Stored data
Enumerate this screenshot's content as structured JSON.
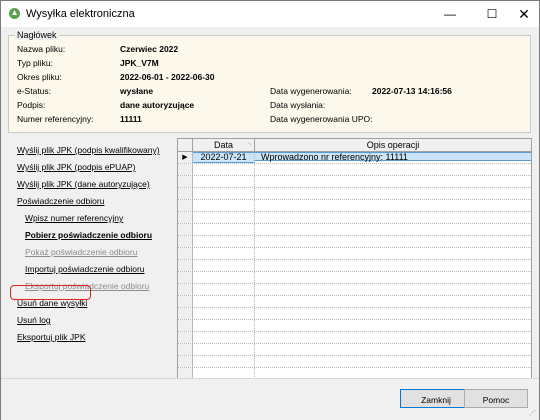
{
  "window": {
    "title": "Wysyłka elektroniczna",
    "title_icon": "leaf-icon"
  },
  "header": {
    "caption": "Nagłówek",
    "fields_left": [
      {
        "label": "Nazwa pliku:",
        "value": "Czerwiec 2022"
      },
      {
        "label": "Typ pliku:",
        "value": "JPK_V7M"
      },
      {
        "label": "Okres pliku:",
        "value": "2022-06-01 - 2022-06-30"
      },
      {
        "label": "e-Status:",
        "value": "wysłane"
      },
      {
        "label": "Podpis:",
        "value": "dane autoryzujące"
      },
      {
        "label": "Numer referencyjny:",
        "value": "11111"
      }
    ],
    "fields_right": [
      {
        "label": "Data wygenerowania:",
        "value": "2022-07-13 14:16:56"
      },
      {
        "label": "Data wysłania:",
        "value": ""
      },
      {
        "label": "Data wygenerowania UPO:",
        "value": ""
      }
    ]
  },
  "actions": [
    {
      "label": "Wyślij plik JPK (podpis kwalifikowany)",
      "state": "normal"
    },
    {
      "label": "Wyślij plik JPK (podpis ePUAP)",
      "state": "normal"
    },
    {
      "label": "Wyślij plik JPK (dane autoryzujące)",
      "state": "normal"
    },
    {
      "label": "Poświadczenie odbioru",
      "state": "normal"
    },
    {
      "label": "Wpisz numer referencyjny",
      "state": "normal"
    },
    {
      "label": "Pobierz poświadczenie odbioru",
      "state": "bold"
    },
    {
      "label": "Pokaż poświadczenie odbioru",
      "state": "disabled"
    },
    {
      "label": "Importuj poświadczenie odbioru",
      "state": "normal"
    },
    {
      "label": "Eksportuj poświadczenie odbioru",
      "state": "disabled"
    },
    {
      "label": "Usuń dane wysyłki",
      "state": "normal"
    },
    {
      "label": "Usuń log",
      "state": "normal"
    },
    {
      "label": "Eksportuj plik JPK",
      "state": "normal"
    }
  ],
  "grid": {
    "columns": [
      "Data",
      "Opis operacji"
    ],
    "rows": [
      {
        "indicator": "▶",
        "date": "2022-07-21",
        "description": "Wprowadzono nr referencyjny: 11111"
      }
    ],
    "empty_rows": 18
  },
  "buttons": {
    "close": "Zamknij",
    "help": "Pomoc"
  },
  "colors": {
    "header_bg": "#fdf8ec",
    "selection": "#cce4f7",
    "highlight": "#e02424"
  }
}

What you are asked to do:
Find the word "Wyślij" in the entries, and copy every line it shows up in.

The response:
      "label": "Wyślij plik JPK (podpis kwalifikowany)",
      "label": "Wyślij plik JPK (podpis ePUAP)",
      "label": "Wyślij plik JPK (dane autoryzujące)",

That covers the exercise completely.